Copy the entries below exactly. Images do not belong in the copy.

::: Data provided :::

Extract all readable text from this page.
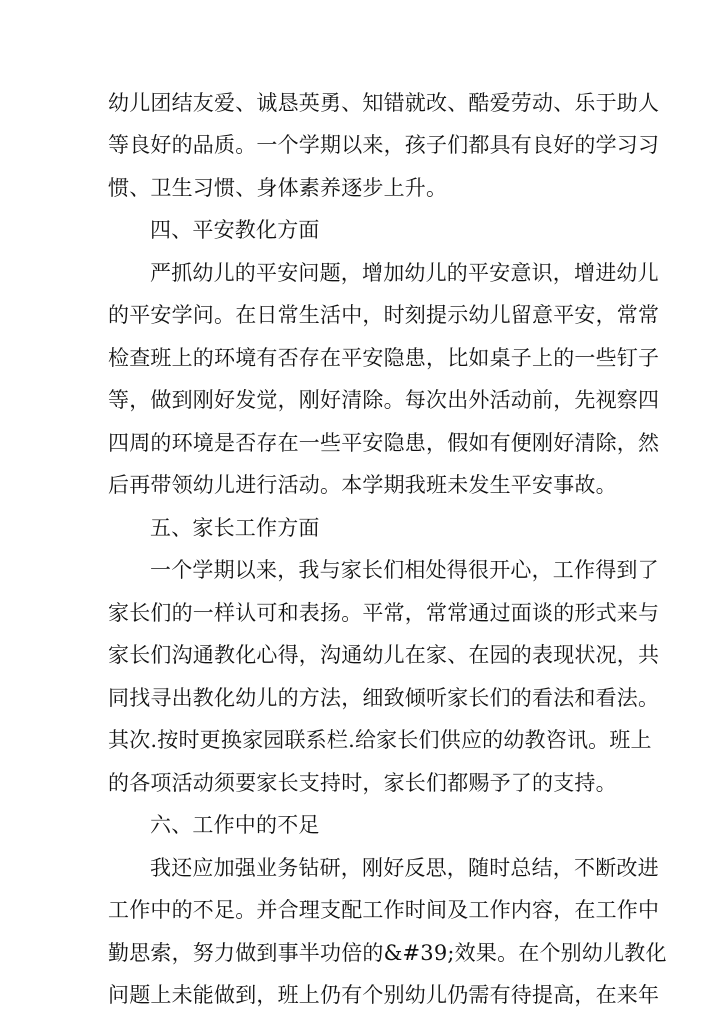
幼儿团结友爱、诚恳英勇、知错就改、酷爱劳动、乐于助人
等良好的品质。一个学期以来，孩子们都具有良好的学习习
惯、卫生习惯、身体素养逐步上升。
四、平安教化方面
严抓幼儿的平安问题，增加幼儿的平安意识，增进幼儿
的平安学问。在日常生活中，时刻提示幼儿留意平安，常常
检查班上的环境有否存在平安隐患，比如桌子上的一些钉子
等，做到刚好发觉，刚好清除。每次出外活动前，先视察四
四周的环境是否存在一些平安隐患，假如有便刚好清除，然
后再带领幼儿进行活动。本学期我班未发生平安事故。
五、家长工作方面
一个学期以来，我与家长们相处得很开心，工作得到了
家长们的一样认可和表扬。平常，常常通过面谈的形式来与
家长们沟通教化心得，沟通幼儿在家、在园的表现状况，共
同找寻出教化幼儿的方法，细致倾听家长们的看法和看法。
其次.按时更换家园联系栏.给家长们供应的幼教咨讯。班上
的各项活动须要家长支持时，家长们都赐予了的支持。
六、工作中的不足
我还应加强业务钻研，刚好反思，随时总结，不断改进
工作中的不足。并合理支配工作时间及工作内容，在工作中
勤思索，努力做到事半功倍的&#39;效果。在个别幼儿教化
问题上未能做到，班上仍有个别幼儿仍需有待提高，在来年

:::

Exercise response:
Extract all readable text from this page.
幼儿团结友爱、诚恳英勇、知错就改、酷爱劳动、乐于助人
等良好的品质。一个学期以来，孩子们都具有良好的学习习
惯、卫生习惯、身体素养逐步上升。
四、平安教化方面
严抓幼儿的平安问题，增加幼儿的平安意识，增进幼儿
的平安学问。在日常生活中，时刻提示幼儿留意平安，常常
检查班上的环境有否存在平安隐患，比如桌子上的一些钉子
等，做到刚好发觉，刚好清除。每次出外活动前，先视察四
四周的环境是否存在一些平安隐患，假如有便刚好清除，然
后再带领幼儿进行活动。本学期我班未发生平安事故。
五、家长工作方面
一个学期以来，我与家长们相处得很开心，工作得到了
家长们的一样认可和表扬。平常，常常通过面谈的形式来与
家长们沟通教化心得，沟通幼儿在家、在园的表现状况，共
同找寻出教化幼儿的方法，细致倾听家长们的看法和看法。
其次.按时更换家园联系栏.给家长们供应的幼教咨讯。班上
的各项活动须要家长支持时，家长们都赐予了的支持。
六、工作中的不足
我还应加强业务钻研，刚好反思，随时总结，不断改进
工作中的不足。并合理支配工作时间及工作内容，在工作中
勤思索，努力做到事半功倍的&#39;效果。在个别幼儿教化
问题上未能做到，班上仍有个别幼儿仍需有待提高，在来年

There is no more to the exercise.